TESTO DELLA PAGINA:
----

Posted: Sat Dec 31, 2011 9:37 am
by lenni
io concordo con linda..secondo me un figlio non sta "male" se ha un fratello/sorella
o meglio, secondo me a lungo andare è una cosa soggettiva, dipende dal carattere dei figli, però benchè un secondo, terzo, quarto figlio richiedono attenzioni da parte dei genitori non è che vengono trascurati.. anzi forse è il secondo a ricevere meno attenzioni rispetto al primo perchè comunque c'è anche il primogenito..

Posted: Sat Dec 31, 2011 4:55 pm
by marylizard
Sheireh wrote: sono tuttora convinta che per Arianna sarebbe stato meglio rimanere sola, un fratello "ruba" risorse dei genitori, in tutti i sensi (di tempo a disposizione, di attenzione mentale, di denaro... nel presente, nel futuro vicino e in quello lontano). E non sono assolutamente convinta che l'affetto e la disponibilità di un fratello compensino queste cose.
Linda Eva wrote:
Ma poi, è scattata la molla 'altruistica': non più di fatto giovani, farlo crescere solo senza un (speriamo!) appoggio fraterno ci sembrava una crudeltà.
(...)
E pensa, che veramente io e F. diciamo sinceramente che se nel fare il primo c'era una vena di egoismo (era per noi), il secondo l'abbiamo fatto per 'altruismo'. :-)
Riporto qsti punti di vista opposti perchè trovo interessante che due mamme "attente" abbiano punti di vista diametralmente opposti, e mi piacerebbe venissero fuori altre opinioni.

La mia è vicina a LindaEva e lo dico sia da figlia che da madre.
Credo fermamente che un fratello (o una sorella) sia un regalo per un figlio, non solo se si ha la fortuna di avere un'affinità naturale e se c'è un impegno BIUNIVOCO nel coltivare il rapporto, ma anche se ci si ritrova ad avere caratteri diversi e, perchè no, se uno dei due (o entrambi) vivono il rapporto con insofferenza.

----

DATI FORNITI:
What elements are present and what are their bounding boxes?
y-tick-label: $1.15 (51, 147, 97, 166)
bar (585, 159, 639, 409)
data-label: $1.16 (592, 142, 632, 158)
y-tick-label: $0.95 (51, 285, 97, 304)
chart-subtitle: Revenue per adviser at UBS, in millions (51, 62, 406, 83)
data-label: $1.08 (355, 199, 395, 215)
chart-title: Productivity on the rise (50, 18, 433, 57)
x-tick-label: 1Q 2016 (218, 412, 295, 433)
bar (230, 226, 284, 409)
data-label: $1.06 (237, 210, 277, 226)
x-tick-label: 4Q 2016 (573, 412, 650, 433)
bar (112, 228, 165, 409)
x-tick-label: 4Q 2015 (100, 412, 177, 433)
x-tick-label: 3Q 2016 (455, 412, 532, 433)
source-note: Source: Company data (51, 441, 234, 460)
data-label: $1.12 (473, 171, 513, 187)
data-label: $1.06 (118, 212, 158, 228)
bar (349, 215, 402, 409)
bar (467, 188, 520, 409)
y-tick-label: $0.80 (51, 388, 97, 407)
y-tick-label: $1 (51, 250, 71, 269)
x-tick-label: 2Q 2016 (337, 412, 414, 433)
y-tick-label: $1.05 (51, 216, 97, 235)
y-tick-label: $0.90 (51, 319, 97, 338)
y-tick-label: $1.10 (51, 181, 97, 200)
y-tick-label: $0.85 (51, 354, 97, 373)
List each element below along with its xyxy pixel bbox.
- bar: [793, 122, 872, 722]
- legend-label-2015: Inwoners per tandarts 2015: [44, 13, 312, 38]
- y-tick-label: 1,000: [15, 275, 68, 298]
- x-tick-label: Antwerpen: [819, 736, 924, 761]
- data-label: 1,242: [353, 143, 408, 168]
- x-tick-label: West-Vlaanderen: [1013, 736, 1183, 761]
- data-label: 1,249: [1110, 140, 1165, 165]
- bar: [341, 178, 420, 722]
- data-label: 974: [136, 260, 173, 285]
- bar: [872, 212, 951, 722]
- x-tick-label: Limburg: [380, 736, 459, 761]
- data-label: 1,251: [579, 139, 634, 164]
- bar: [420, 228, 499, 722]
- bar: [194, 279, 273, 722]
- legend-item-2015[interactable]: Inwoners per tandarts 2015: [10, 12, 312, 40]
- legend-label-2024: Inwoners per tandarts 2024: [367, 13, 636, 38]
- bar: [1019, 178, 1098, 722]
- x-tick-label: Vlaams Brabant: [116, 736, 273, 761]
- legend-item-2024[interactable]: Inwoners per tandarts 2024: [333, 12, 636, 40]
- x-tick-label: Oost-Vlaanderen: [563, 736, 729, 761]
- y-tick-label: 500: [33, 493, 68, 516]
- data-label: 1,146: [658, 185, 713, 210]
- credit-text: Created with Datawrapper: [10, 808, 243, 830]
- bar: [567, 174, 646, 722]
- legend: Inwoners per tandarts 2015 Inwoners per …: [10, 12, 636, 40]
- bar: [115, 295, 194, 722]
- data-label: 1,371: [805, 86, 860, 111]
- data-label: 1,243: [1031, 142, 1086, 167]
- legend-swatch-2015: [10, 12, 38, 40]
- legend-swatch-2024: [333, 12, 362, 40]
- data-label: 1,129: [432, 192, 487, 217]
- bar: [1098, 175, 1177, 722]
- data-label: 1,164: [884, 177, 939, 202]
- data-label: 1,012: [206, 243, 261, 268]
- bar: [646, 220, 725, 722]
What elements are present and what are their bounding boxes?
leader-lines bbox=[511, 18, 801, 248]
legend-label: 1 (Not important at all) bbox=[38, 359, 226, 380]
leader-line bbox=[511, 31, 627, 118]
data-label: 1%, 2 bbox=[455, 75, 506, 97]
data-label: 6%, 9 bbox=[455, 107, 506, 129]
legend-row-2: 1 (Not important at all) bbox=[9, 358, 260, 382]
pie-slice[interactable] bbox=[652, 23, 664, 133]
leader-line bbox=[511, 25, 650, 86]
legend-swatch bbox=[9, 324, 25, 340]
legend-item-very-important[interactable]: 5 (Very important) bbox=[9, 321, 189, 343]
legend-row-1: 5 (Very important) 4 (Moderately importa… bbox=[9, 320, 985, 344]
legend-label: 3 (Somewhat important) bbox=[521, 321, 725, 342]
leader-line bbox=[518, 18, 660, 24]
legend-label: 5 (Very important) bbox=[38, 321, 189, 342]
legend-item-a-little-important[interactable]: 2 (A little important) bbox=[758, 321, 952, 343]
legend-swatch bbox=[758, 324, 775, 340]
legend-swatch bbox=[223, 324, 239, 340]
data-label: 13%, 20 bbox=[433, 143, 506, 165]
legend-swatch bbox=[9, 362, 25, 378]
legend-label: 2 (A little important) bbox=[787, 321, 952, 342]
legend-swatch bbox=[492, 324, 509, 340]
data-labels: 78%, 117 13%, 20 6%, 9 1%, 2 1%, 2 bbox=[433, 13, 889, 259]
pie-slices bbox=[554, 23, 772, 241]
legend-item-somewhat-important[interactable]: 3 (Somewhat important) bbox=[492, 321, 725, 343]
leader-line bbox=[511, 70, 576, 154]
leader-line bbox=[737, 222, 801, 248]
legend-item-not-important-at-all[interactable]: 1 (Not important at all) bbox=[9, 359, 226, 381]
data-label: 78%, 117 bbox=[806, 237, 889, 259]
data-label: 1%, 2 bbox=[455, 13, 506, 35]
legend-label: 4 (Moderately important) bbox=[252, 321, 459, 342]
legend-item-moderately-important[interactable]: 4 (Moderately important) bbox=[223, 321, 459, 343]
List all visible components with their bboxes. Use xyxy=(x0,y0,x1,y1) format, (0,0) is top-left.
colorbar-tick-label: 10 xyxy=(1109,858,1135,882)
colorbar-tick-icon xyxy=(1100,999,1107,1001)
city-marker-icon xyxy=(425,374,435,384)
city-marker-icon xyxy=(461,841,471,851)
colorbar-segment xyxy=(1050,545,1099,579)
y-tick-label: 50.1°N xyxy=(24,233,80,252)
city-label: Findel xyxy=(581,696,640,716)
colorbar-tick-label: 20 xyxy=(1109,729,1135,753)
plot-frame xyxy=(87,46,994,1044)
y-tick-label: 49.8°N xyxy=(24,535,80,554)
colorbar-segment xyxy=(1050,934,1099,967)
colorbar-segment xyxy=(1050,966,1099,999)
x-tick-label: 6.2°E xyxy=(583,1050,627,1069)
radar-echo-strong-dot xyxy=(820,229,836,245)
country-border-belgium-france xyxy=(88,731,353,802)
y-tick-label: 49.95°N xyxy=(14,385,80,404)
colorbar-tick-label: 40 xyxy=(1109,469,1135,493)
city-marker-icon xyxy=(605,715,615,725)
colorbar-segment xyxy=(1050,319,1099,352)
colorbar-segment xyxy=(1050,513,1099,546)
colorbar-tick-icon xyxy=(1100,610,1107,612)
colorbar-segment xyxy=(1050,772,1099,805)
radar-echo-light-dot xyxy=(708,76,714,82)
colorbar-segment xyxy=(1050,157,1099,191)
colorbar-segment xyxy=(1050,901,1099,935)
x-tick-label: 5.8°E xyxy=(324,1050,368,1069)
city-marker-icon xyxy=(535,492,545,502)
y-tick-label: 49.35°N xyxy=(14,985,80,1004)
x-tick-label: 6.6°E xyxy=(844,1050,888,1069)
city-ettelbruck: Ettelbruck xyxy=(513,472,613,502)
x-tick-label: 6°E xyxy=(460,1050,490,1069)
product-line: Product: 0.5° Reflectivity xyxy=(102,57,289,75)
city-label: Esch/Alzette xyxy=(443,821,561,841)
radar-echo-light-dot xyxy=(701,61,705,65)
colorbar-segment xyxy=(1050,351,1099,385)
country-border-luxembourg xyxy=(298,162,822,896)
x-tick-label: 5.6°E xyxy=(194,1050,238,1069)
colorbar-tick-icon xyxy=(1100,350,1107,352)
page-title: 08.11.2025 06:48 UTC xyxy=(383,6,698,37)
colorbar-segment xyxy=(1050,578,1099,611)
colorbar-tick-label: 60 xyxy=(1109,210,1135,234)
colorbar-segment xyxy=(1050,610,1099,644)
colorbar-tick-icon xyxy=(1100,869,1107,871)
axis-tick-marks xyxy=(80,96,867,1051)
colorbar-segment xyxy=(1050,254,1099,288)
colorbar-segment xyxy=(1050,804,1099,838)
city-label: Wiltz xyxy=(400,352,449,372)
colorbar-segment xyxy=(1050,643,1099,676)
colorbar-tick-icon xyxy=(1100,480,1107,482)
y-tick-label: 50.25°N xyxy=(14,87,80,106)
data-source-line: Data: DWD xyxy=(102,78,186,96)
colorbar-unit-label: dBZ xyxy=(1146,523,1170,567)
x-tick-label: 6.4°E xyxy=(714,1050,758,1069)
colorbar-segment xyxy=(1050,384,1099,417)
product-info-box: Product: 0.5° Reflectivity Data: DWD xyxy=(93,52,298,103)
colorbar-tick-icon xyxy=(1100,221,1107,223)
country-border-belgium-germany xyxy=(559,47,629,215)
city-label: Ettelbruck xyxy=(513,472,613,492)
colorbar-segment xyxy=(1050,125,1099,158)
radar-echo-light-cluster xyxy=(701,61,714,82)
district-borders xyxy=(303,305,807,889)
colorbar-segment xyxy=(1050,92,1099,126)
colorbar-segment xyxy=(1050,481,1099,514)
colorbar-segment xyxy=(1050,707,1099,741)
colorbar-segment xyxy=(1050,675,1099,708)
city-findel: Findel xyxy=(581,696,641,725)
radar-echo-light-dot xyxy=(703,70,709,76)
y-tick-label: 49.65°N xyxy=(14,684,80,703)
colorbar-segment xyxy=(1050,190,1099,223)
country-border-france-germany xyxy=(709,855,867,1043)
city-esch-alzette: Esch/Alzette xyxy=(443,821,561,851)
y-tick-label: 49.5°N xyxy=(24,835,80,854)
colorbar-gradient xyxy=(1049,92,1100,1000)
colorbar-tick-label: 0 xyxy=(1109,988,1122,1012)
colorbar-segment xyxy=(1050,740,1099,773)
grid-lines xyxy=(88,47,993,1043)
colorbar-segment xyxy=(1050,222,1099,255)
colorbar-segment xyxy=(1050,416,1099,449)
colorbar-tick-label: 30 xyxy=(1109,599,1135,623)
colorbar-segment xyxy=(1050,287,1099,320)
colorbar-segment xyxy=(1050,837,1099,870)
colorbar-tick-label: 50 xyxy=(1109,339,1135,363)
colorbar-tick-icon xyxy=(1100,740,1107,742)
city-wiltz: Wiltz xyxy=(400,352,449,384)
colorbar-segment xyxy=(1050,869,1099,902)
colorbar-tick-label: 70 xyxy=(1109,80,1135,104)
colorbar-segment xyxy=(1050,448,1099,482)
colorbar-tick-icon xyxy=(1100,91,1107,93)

----

COMPITI DA SVOLGERE:
[A] Stabilisca se ciascuna affermazione concorda con il testo della pagina. Per ognuna risponda sì o no e citi alla lettera le parole del testo che lo decidono.
(i) lenni si dichiara d'accordo con linda.
(ii) Secondo Sheireh, per Arianna sarebbe stato meglio avere un fratello.
(iii) marylizard afferma di esprimere la propria opinione sia come figlia sia come madre.
[B] Risponda alle seguenti domande in base al testo della pagina:
(i) In quale data e a che ora risulta pubblicato il messaggio di lenni?
(ii) Secondo Linda Eva, con quale spirito è stato fatto il secondo figlio?
(iii) Che cosa rappresenta un fratello o una sorella per un figlio, secondo marylizard?
[C] Elenchi tutte le risorse dei genitori che, secondo Sheireh nel testo della pagina, un fratello "ruba".
I dati non hanno alcun legame con il testo della pagina.

RISPOSTE AI COMPITI:
[A]
(i) Sì: "io concordo con linda"
(ii) No: "sono tuttora convinta che per Arianna sarebbe stato meglio rimanere sola"
(iii) Sì: "lo dico sia da figlia che da madre"

[B]
(i) Sat Dec 31, 2011, alle 9:37 am.
(ii) Per "altruismo".
(iii) Un regalo.

[C] Tempo a disposizione; attenzione mentale; denaro.